[Data records]
•••••

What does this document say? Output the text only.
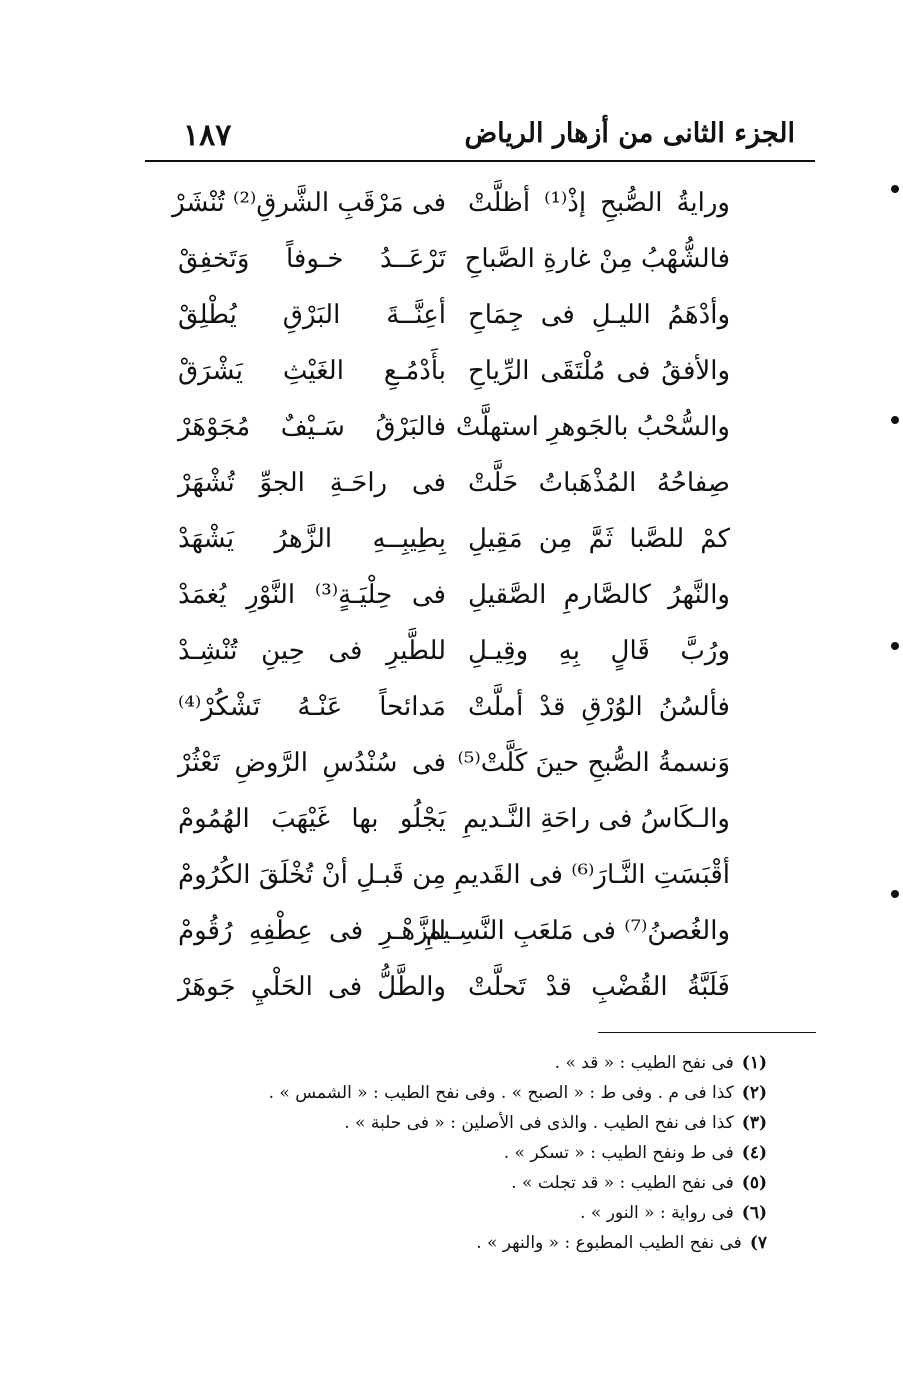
١٨٧	الجزء الثانى من أزهار الرياض
ورايةُ الصُّبحِ إذْ⁽¹⁾ أظلَّتْ
فى مَرْقَبِ الشَّرقِ⁽²⁾ تُنْشَرْ
فالشُّهْبُ مِنْ غارةِ الصَّباحِ
تَرْعَــدُ خـوفاً وَتَخفِقْ
وأدْهَمُ الليـلِ فى جِمَاحِ
أعِنَّــةَ البَرْقِ يُطْلِقْ
والأفقُ فى مُلْتَقَى الرِّياحِ
بأَدْمُـعِ الغَيْثِ يَشْرَقْ
والسُّحْبُ بالجَوهرِ استهلَّتْ
فالبَرْقُ سَـيْفٌ مُجَوْهَرْ
صِفاحُهُ المُذْهَباتُ حَلَّتْ
فى راحَـةِ الجوِّ تُشْهَرْ
كمْ للصَّبا ثَمَّ مِن مَقِيلِ
بِطِيبِــهِ الزَّهرُ يَشْهَدْ
والنَّهرُ كالصَّارمِ الصَّقيلِ
فى حِلْيَـةٍ⁽³⁾ النَّوْرِ يُغمَدْ
ورُبَّ قَالٍ بِهِ وقِيـلِ
للطَّيرِ فى حِينِ تُنْشِـدْ
فألسُنُ الوُرْقِ قدْ أملَّتْ
مَدائحاً عَنْـهُ تَشْكُرْ⁽⁴⁾
وَنسمةُ الصُّبحِ حينَ كَلَّتْ⁽⁵⁾
فى سُنْدُسِ الرَّوضِ تَعْثُرْ
والـكَاسُ فى راحَةِ النَّـديمِ
يَجْلُو بها غَيْهَبَ الهُمُومْ
أقْبَسَتِ النَّـارَ⁽⁶⁾ فى القَديمِ
مِن قَبـلِ أنْ تُخْلَقَ الكُرُومْ
والغُصنُ⁽⁷⁾ فى مَلعَبِ النَّسِـيمِ
للزَّهْـرِ فى عِطْفِهِ رُقُومْ
فَلَبَّةُ القُضْبِ قدْ تَحلَّتْ
والطَّلُّ فى الحَلْيِ جَوهَرْ
(١)فى نفح الطيب : « قد » .
(٢)كذا فى م . وفى ط : « الصبح » . وفى نفح الطيب : « الشمس » .
(٣)كذا فى نفح الطيب . والذى فى الأصلين : « فى حلبة » .
(٤)فى ط ونفح الطيب : « تسكر » .
(٥)فى نفح الطيب : « قد تجلت » .
(٦)فى رواية : « النور » .
٧)فى نفح الطيب المطبوع : « والنهر » .
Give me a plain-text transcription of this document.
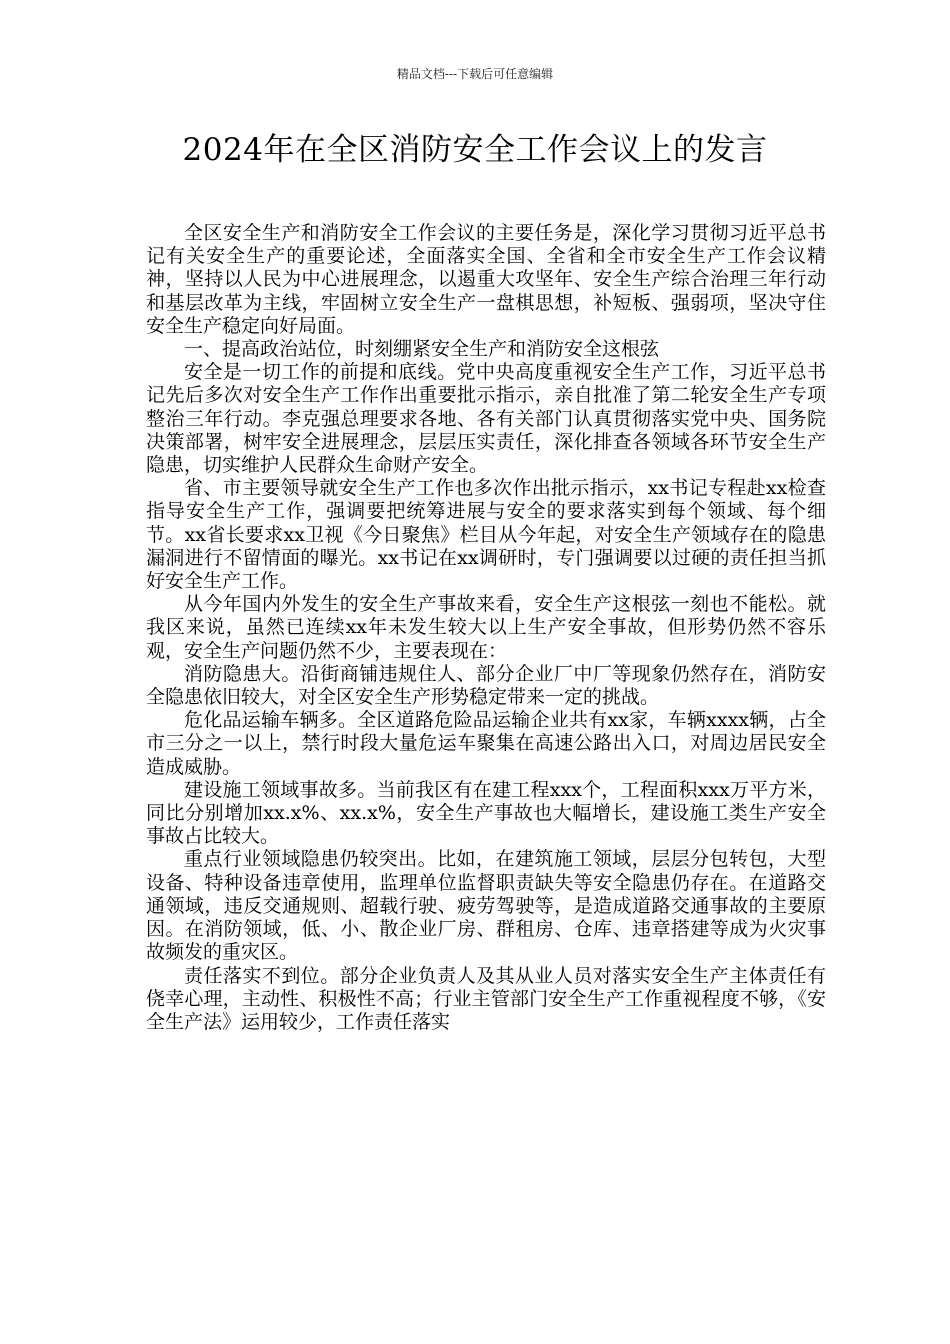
精品文档---下载后可任意编辑
2024年在全区消防安全工作会议上的发言

全区安全生产和消防安全工作会议的主要任务是，深化学习贯彻习近平总书记有关安全生产的重要论述，全面落实全国、全省和全市安全生产工作会议精神，坚持以人民为中心进展理念，以遏重大攻坚年、安全生产综合治理三年行动和基层改革为主线，牢固树立安全生产一盘棋思想，补短板、强弱项，坚决守住安全生产稳定向好局面。

一、提高政治站位，时刻绷紧安全生产和消防安全这根弦

安全是一切工作的前提和底线。党中央高度重视安全生产工作，习近平总书记先后多次对安全生产工作作出重要批示指示，亲自批准了第二轮安全生产专项整治三年行动。李克强总理要求各地、各有关部门认真贯彻落实党中央、国务院决策部署，树牢安全进展理念，层层压实责任，深化排查各领域各环节安全生产隐患，切实维护人民群众生命财产安全。

省、市主要领导就安全生产工作也多次作出批示指示，xx书记专程赴xx检查指导安全生产工作，强调要把统筹进展与安全的要求落实到每个领域、每个细节。xx省长要求xx卫视《今日聚焦》栏目从今年起，对安全生产领域存在的隐患漏洞进行不留情面的曝光。xx书记在xx调研时，专门强调要以过硬的责任担当抓好安全生产工作。

从今年国内外发生的安全生产事故来看，安全生产这根弦一刻也不能松。就我区来说，虽然已连续xx年未发生较大以上生产安全事故，但形势仍然不容乐观，安全生产问题仍然不少，主要表现在：

消防隐患大。沿街商铺违规住人、部分企业厂中厂等现象仍然存在，消防安全隐患依旧较大，对全区安全生产形势稳定带来一定的挑战。

危化品运输车辆多。全区道路危险品运输企业共有xx家，车辆xxxx辆，占全市三分之一以上，禁行时段大量危运车聚集在高速公路出入口，对周边居民安全造成威胁。

建设施工领域事故多。当前我区有在建工程xxx个，工程面积xxx万平方米，同比分别增加xx.x%、xx.x%，安全生产事故也大幅增长，建设施工类生产安全事故占比较大。

重点行业领域隐患仍较突出。比如，在建筑施工领域，层层分包转包，大型设备、特种设备违章使用，监理单位监督职责缺失等安全隐患仍存在。在道路交通领域，违反交通规则、超载行驶、疲劳驾驶等，是造成道路交通事故的主要原因。在消防领域，低、小、散企业厂房、群租房、仓库、违章搭建等成为火灾事故频发的重灾区。

责任落实不到位。部分企业负责人及其从业人员对落实安全生产主体责任有侥幸心理，主动性、积极性不高；行业主管部门安全生产工作重视程度不够，《安全生产法》运用较少，工作责任落实
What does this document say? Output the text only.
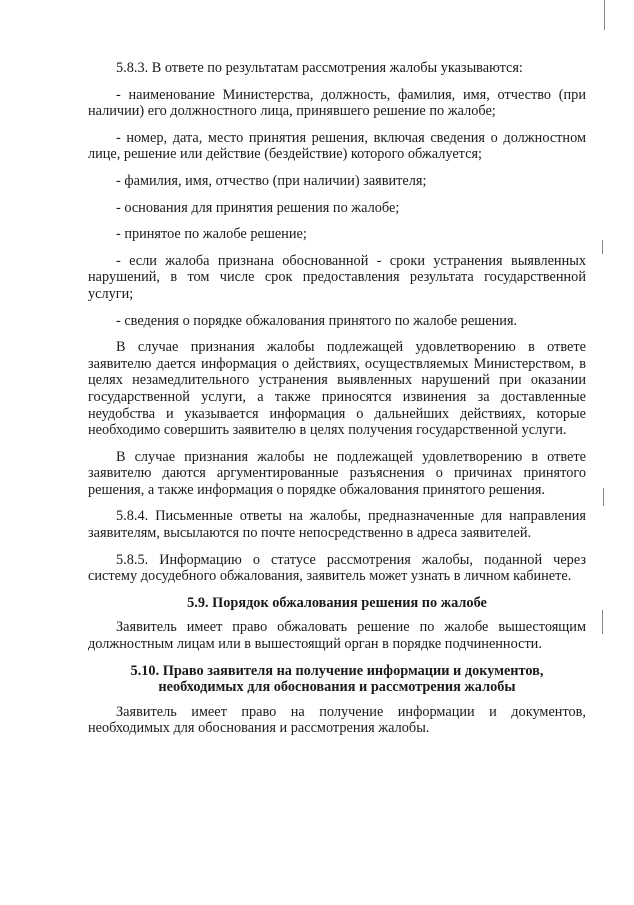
5.8.3. В ответе по результатам рассмотрения жалобы указываются:

- наименование Министерства, должность, фамилия, имя, отчество (при наличии) его должностного лица, принявшего решение по жалобе;

- номер, дата, место принятия решения, включая сведения о должностном лице, решение или действие (бездействие) которого обжалуется;

- фамилия, имя, отчество (при наличии) заявителя;

- основания для принятия решения по жалобе;

- принятое по жалобе решение;

- если жалоба признана обоснованной - сроки устранения выявленных нарушений, в том числе срок предоставления результата государственной услуги;

- сведения о порядке обжалования принятого по жалобе решения.

В случае признания жалобы подлежащей удовлетворению в ответе заявителю дается информация о действиях, осуществляемых Министерством, в целях незамедлительного устранения выявленных нарушений при оказании государственной услуги, а также приносятся извинения за доставленные неудобства и указывается информация о дальнейших действиях, которые необходимо совершить заявителю в целях получения государственной услуги.

В случае признания жалобы не подлежащей удовлетворению в ответе заявителю даются аргументированные разъяснения о причинах принятого решения, а также информация о порядке обжалования принятого решения.

5.8.4. Письменные ответы на жалобы, предназначенные для направления заявителям, высылаются по почте непосредственно в адреса заявителей.

5.8.5. Информацию о статусе рассмотрения жалобы, поданной через систему досудебного обжалования, заявитель может узнать в личном кабинете.

5.9. Порядок обжалования решения по жалобе

Заявитель имеет право обжаловать решение по жалобе вышестоящим должностным лицам или в вышестоящий орган в порядке подчиненности.

5.10. Право заявителя на получение информации и документов,
необходимых для обоснования и рассмотрения жалобы

Заявитель имеет право на получение информации и документов, необходимых для обоснования и рассмотрения жалобы.
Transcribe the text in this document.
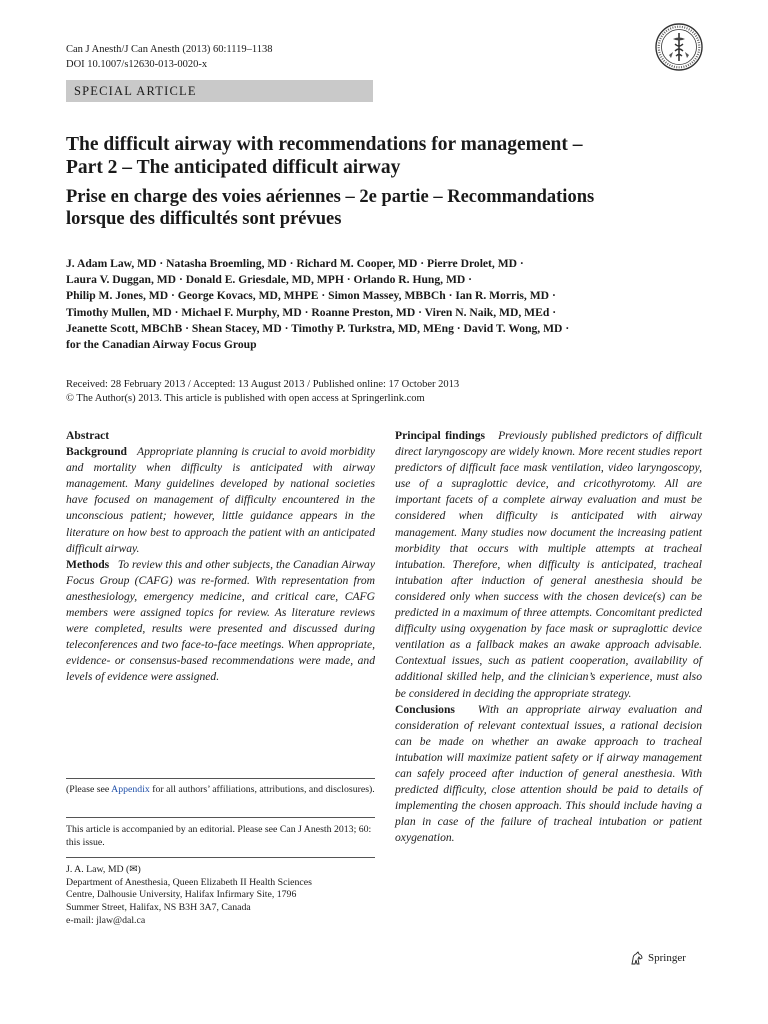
Can J Anesth/J Can Anesth (2013) 60:1119–1138
DOI 10.1007/s12630-013-0020-x
SPECIAL ARTICLE
The difficult airway with recommendations for management –
Part 2 – The anticipated difficult airway
Prise en charge des voies aériennes – 2e partie – Recommandations
lorsque des difficultés sont prévues
J. Adam Law, MD · Natasha Broemling, MD · Richard M. Cooper, MD · Pierre Drolet, MD ·
Laura V. Duggan, MD · Donald E. Griesdale, MD, MPH · Orlando R. Hung, MD ·
Philip M. Jones, MD · George Kovacs, MD, MHPE · Simon Massey, MBBCh · Ian R. Morris, MD ·
Timothy Mullen, MD · Michael F. Murphy, MD · Roanne Preston, MD · Viren N. Naik, MD, MEd ·
Jeanette Scott, MBChB · Shean Stacey, MD · Timothy P. Turkstra, MD, MEng · David T. Wong, MD ·
for the Canadian Airway Focus Group
Received: 28 February 2013 / Accepted: 13 August 2013 / Published online: 17 October 2013
© The Author(s) 2013. This article is published with open access at Springerlink.com

Abstract

Background Appropriate planning is crucial to avoid morbidity and mortality when difficulty is anticipated with airway management. Many guidelines developed by national societies have focused on management of difficulty encountered in the unconscious patient; however, little guidance appears in the literature on how best to approach the patient with an anticipated difficult airway.

Methods To review this and other subjects, the Canadian Airway Focus Group (CAFG) was re-formed. With representation from anesthesiology, emergency medicine, and critical care, CAFG members were assigned topics for review. As literature reviews were completed, results were presented and discussed during teleconferences and two face-to-face meetings. When appropriate, evidence- or consensus-based recommendations were made, and levels of evidence were assigned.

Principal findings Previously published predictors of difficult direct laryngoscopy are widely known. More recent studies report predictors of difficult face mask ventilation, video laryngoscopy, use of a supraglottic device, and cricothyrotomy. All are important facets of a complete airway evaluation and must be considered when difficulty is anticipated with airway management. Many studies now document the increasing patient morbidity that occurs with multiple attempts at tracheal intubation. Therefore, when difficulty is anticipated, tracheal intubation after induction of general anesthesia should be considered only when success with the chosen device(s) can be predicted in a maximum of three attempts. Concomitant predicted difficulty using oxygenation by face mask or supraglottic device ventilation as a fallback makes an awake approach advisable. Contextual issues, such as patient cooperation, availability of additional skilled help, and the clinician’s experience, must also be considered in deciding the appropriate strategy.

Conclusions With an appropriate airway evaluation and consideration of relevant contextual issues, a rational decision can be made on whether an awake approach to tracheal intubation will maximize patient safety or if airway management can safely proceed after induction of general anesthesia. With predicted difficulty, close attention should be paid to details of implementing the chosen approach. This should include having a plan in case of the failure of tracheal intubation or patient oxygenation.

(Please see Appendix for all authors’ affiliations, attributions, and disclosures).
This article is accompanied by an editorial. Please see Can J Anesth 2013; 60: this issue.
J. A. Law, MD (✉)
Department of Anesthesia, Queen Elizabeth II Health Sciences
Centre, Dalhousie University, Halifax Infirmary Site, 1796
Summer Street, Halifax, NS B3H 3A7, Canada
e-mail: jlaw@dal.ca
Springer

•••••

- WORK INSTRUCTIONS -
Scan the lines above for "рассмотрения", then copy every one that has it.

- TASK SOLUTION -
5.8.3. В ответе по результатам рассмотрения жалобы указываются:
5.8.5. Информацию о статусе рассмотрения жалобы, поданной через систему досудебного обжалования, заявитель может узнать в личном кабинете.
необходимых для обоснования и рассмотрения жалобы
Заявитель имеет право на получение информации и документов, необходимых для обоснования и рассмотрения жалобы.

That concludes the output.